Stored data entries
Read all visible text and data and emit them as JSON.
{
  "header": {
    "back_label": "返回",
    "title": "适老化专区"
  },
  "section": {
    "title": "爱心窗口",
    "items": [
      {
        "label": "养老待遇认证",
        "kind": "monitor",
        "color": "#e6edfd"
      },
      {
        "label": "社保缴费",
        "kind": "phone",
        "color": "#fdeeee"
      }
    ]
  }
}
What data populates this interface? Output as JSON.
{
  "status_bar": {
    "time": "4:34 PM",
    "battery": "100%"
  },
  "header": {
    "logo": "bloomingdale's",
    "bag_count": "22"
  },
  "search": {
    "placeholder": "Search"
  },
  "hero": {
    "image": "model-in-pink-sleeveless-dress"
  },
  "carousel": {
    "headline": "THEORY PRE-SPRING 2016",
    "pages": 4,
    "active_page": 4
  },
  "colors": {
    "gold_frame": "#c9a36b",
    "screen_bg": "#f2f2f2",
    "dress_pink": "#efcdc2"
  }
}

EXERCISE: Output the data above exactly, please, line for line.

WRITTEN ANSWER:
Read all visible text and data and emit them as JSON.
{
  "header": {
    "back_label": "返回",
    "title": "适老化专区"
  },
  "section": {
    "title": "爱心窗口",
    "items": [
      {
        "label": "养老待遇认证",
        "kind": "monitor",
        "color": "#e6edfd"
      },
      {
        "label": "社保缴费",
        "kind": "phone",
        "color": "#fdeeee"
      }
    ]
  }
}
What data populates this interface? Output as JSON.
{
  "status_bar": {
    "time": "4:34 PM",
    "battery": "100%"
  },
  "header": {
    "logo": "bloomingdale's",
    "bag_count": "22"
  },
  "search": {
    "placeholder": "Search"
  },
  "hero": {
    "image": "model-in-pink-sleeveless-dress"
  },
  "carousel": {
    "headline": "THEORY PRE-SPRING 2016",
    "pages": 4,
    "active_page": 4
  },
  "colors": {
    "gold_frame": "#c9a36b",
    "screen_bg": "#f2f2f2",
    "dress_pink": "#efcdc2"
  }
}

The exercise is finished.